> _Prompt_:
Which lines in the records below contain the word "color"? Copy each of them.

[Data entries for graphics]
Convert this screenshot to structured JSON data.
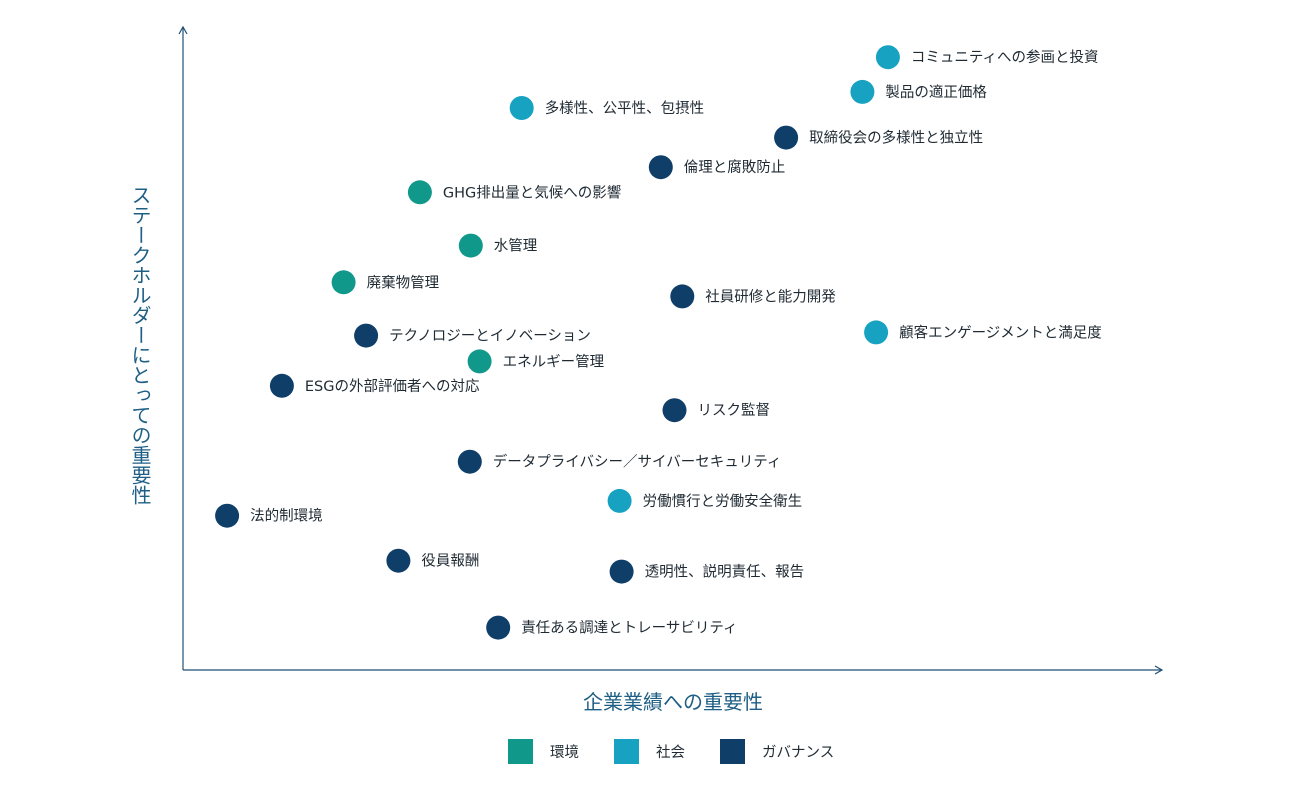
{
  "chart_data": {
    "type": "scatter",
    "title": "",
    "xlabel": "企業業績への重要性",
    "ylabel": "ステークホルダーにとっての重要性",
    "xlim": [
      0,
      100
    ],
    "ylim": [
      0,
      100
    ],
    "grid": false,
    "legend_position": "bottom-center",
    "categories": [
      {
        "key": "env",
        "name": "環境",
        "color": "#10998b"
      },
      {
        "key": "soc",
        "name": "社会",
        "color": "#17a2c1"
      },
      {
        "key": "gov",
        "name": "ガバナンス",
        "color": "#0f3e68"
      }
    ],
    "points": [
      {
        "label": "コミュニティへの参画と投資",
        "category": "soc",
        "x": 72.0,
        "y": 95.3
      },
      {
        "label": "製品の適正価格",
        "category": "soc",
        "x": 69.4,
        "y": 89.9
      },
      {
        "label": "多様性、公平性、包摂性",
        "category": "soc",
        "x": 34.6,
        "y": 87.4
      },
      {
        "label": "取締役会の多様性と独立性",
        "category": "gov",
        "x": 61.6,
        "y": 82.8
      },
      {
        "label": "倫理と腐敗防止",
        "category": "gov",
        "x": 48.8,
        "y": 78.2
      },
      {
        "label": "GHG排出量と気候への影響",
        "category": "env",
        "x": 24.2,
        "y": 74.3
      },
      {
        "label": "水管理",
        "category": "env",
        "x": 29.4,
        "y": 66.0
      },
      {
        "label": "廃棄物管理",
        "category": "env",
        "x": 16.4,
        "y": 60.3
      },
      {
        "label": "社員研修と能力開発",
        "category": "gov",
        "x": 51.0,
        "y": 58.1
      },
      {
        "label": "顧客エンゲージメントと満足度",
        "category": "soc",
        "x": 70.8,
        "y": 52.5
      },
      {
        "label": "テクノロジーとイノベーション",
        "category": "gov",
        "x": 18.7,
        "y": 52.0
      },
      {
        "label": "エネルギー管理",
        "category": "env",
        "x": 30.3,
        "y": 48.0
      },
      {
        "label": "ESGの外部評価者への対応",
        "category": "gov",
        "x": 10.1,
        "y": 44.2
      },
      {
        "label": "リスク監督",
        "category": "gov",
        "x": 50.2,
        "y": 40.4
      },
      {
        "label": "データプライバシー／サイバーセキュリティ",
        "category": "gov",
        "x": 29.3,
        "y": 32.4
      },
      {
        "label": "労働慣行と労働安全衛生",
        "category": "soc",
        "x": 44.6,
        "y": 26.3
      },
      {
        "label": "法的制環境",
        "category": "gov",
        "x": 4.5,
        "y": 24.0
      },
      {
        "label": "役員報酬",
        "category": "gov",
        "x": 22.0,
        "y": 17.0
      },
      {
        "label": "透明性、説明責任、報告",
        "category": "gov",
        "x": 44.8,
        "y": 15.3
      },
      {
        "label": "責任ある調達とトレーサビリティ",
        "category": "gov",
        "x": 32.2,
        "y": 6.6
      }
    ]
  }
}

> _Reply to the exercise_:
        "color": "#10998b"
        "color": "#17a2c1"
        "color": "#0f3e68"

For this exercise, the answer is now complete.